Requirement:
Set each entry down verbatim, omitting images.

## START Material for the task

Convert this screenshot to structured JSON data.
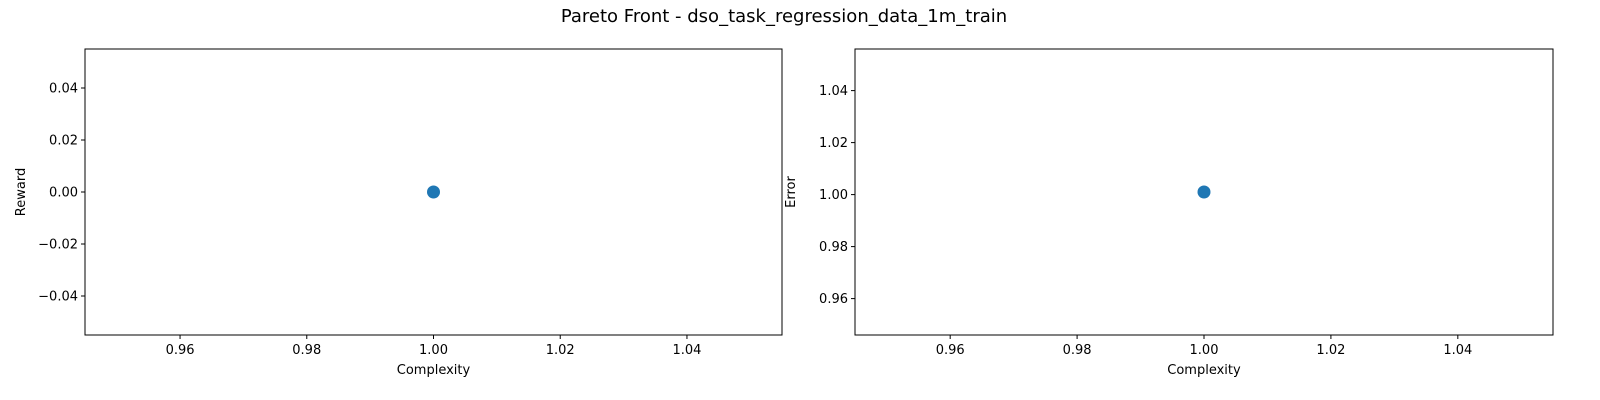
{
  "figure": {
    "title": "Pareto Front - dso_task_regression_data_1m_train"
  },
  "colors": {
    "marker": "#1f77b4",
    "axes": "#000000",
    "background": "#ffffff"
  },
  "chart_data": [
    {
      "type": "scatter",
      "xlabel": "Complexity",
      "ylabel": "Reward",
      "xlim": [
        0.945,
        1.055
      ],
      "ylim": [
        -0.055,
        0.055
      ],
      "grid": false,
      "xticks": [
        0.96,
        0.98,
        1.0,
        1.02,
        1.04
      ],
      "xtick_labels": [
        "0.96",
        "0.98",
        "1.00",
        "1.02",
        "1.04"
      ],
      "yticks": [
        -0.04,
        -0.02,
        0.0,
        0.02,
        0.04
      ],
      "ytick_labels": [
        "−0.04",
        "−0.02",
        "0.00",
        "0.02",
        "0.04"
      ],
      "points": [
        {
          "x": 1.0,
          "y": 0.0
        }
      ]
    },
    {
      "type": "scatter",
      "xlabel": "Complexity",
      "ylabel": "Error",
      "xlim": [
        0.945,
        1.055
      ],
      "ylim": [
        0.946,
        1.056
      ],
      "grid": false,
      "xticks": [
        0.96,
        0.98,
        1.0,
        1.02,
        1.04
      ],
      "xtick_labels": [
        "0.96",
        "0.98",
        "1.00",
        "1.02",
        "1.04"
      ],
      "yticks": [
        0.96,
        0.98,
        1.0,
        1.02,
        1.04
      ],
      "ytick_labels": [
        "0.96",
        "0.98",
        "1.00",
        "1.02",
        "1.04"
      ],
      "points": [
        {
          "x": 1.0,
          "y": 1.001
        }
      ]
    }
  ]
}
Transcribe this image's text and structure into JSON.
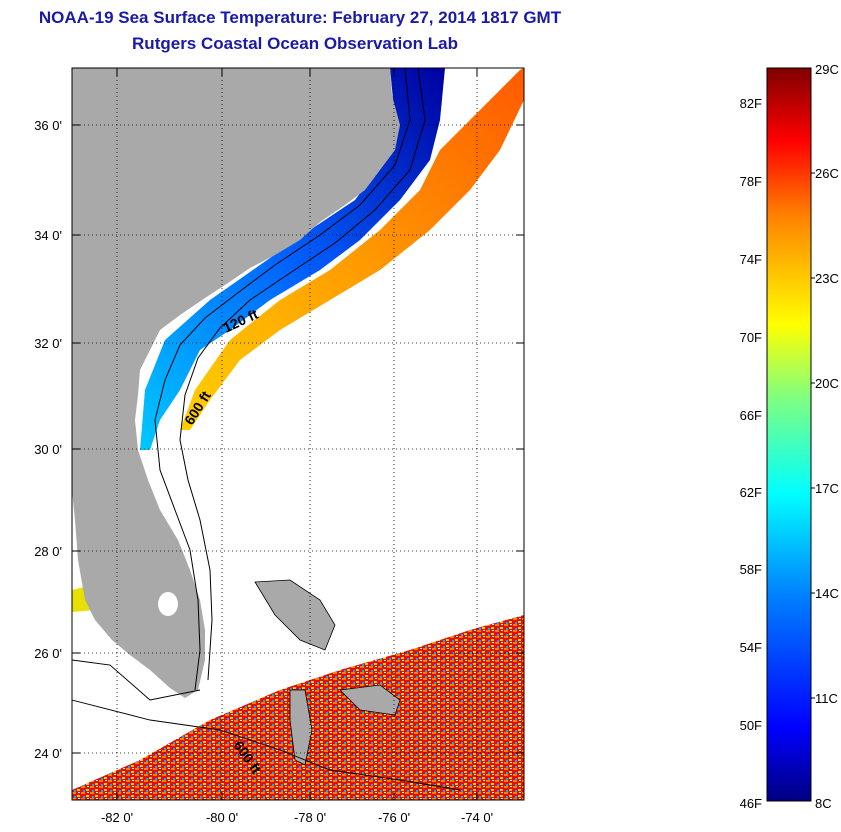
{
  "header": {
    "title": "NOAA-19 Sea Surface Temperature:  February 27, 2014 1817 GMT",
    "subtitle": "Rutgers Coastal Ocean Observation Lab"
  },
  "map": {
    "lat_labels": [
      "36 0'",
      "34 0'",
      "32 0'",
      "30 0'",
      "28 0'",
      "26 0'",
      "24 0'"
    ],
    "lon_labels": [
      "-82 0'",
      "-80 0'",
      "-78 0'",
      "-76 0'",
      "-74 0'"
    ],
    "contour_labels": [
      "120 ft",
      "600 ft",
      "600 ft"
    ],
    "land_color": "#a9a9a9",
    "grid": "dotted"
  },
  "colorbar": {
    "fahrenheit_labels": [
      "82F",
      "78F",
      "74F",
      "70F",
      "66F",
      "62F",
      "58F",
      "54F",
      "50F",
      "46F"
    ],
    "celsius_labels": [
      "29C",
      "26C",
      "23C",
      "20C",
      "17C",
      "14C",
      "11C",
      "8C"
    ],
    "colors": [
      "#000080",
      "#0000ff",
      "#0080ff",
      "#00ffff",
      "#80ff80",
      "#ffff00",
      "#ff8000",
      "#ff0000",
      "#800000"
    ]
  }
}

## END Material for the task

Exercise output:
Convert this screenshot to structured JSON data.
{
  "figure": {
    "title": "Pareto Front - dso_task_regression_data_1m_train"
  },
  "colors": {
    "marker": "#1f77b4",
    "axes": "#000000",
    "background": "#ffffff"
  },
  "chart_data": [
    {
      "type": "scatter",
      "xlabel": "Complexity",
      "ylabel": "Reward",
      "xlim": [
        0.945,
        1.055
      ],
      "ylim": [
        -0.055,
        0.055
      ],
      "grid": false,
      "xticks": [
        0.96,
        0.98,
        1.0,
        1.02,
        1.04
      ],
      "xtick_labels": [
        "0.96",
        "0.98",
        "1.00",
        "1.02",
        "1.04"
      ],
      "yticks": [
        -0.04,
        -0.02,
        0.0,
        0.02,
        0.04
      ],
      "ytick_labels": [
        "−0.04",
        "−0.02",
        "0.00",
        "0.02",
        "0.04"
      ],
      "points": [
        {
          "x": 1.0,
          "y": 0.0
        }
      ]
    },
    {
      "type": "scatter",
      "xlabel": "Complexity",
      "ylabel": "Error",
      "xlim": [
        0.945,
        1.055
      ],
      "ylim": [
        0.946,
        1.056
      ],
      "grid": false,
      "xticks": [
        0.96,
        0.98,
        1.0,
        1.02,
        1.04
      ],
      "xtick_labels": [
        "0.96",
        "0.98",
        "1.00",
        "1.02",
        "1.04"
      ],
      "yticks": [
        0.96,
        0.98,
        1.0,
        1.02,
        1.04
      ],
      "ytick_labels": [
        "0.96",
        "0.98",
        "1.00",
        "1.02",
        "1.04"
      ],
      "points": [
        {
          "x": 1.0,
          "y": 1.001
        }
      ]
    }
  ]
}
Transcribe this image's text and structure into JSON.
{
  "header": {
    "title": "NOAA-19 Sea Surface Temperature:  February 27, 2014 1817 GMT",
    "subtitle": "Rutgers Coastal Ocean Observation Lab"
  },
  "map": {
    "lat_labels": [
      "36 0'",
      "34 0'",
      "32 0'",
      "30 0'",
      "28 0'",
      "26 0'",
      "24 0'"
    ],
    "lon_labels": [
      "-82 0'",
      "-80 0'",
      "-78 0'",
      "-76 0'",
      "-74 0'"
    ],
    "contour_labels": [
      "120 ft",
      "600 ft",
      "600 ft"
    ],
    "land_color": "#a9a9a9",
    "grid": "dotted"
  },
  "colorbar": {
    "fahrenheit_labels": [
      "82F",
      "78F",
      "74F",
      "70F",
      "66F",
      "62F",
      "58F",
      "54F",
      "50F",
      "46F"
    ],
    "celsius_labels": [
      "29C",
      "26C",
      "23C",
      "20C",
      "17C",
      "14C",
      "11C",
      "8C"
    ],
    "colors": [
      "#000080",
      "#0000ff",
      "#0080ff",
      "#00ffff",
      "#80ff80",
      "#ffff00",
      "#ff8000",
      "#ff0000",
      "#800000"
    ]
  }
}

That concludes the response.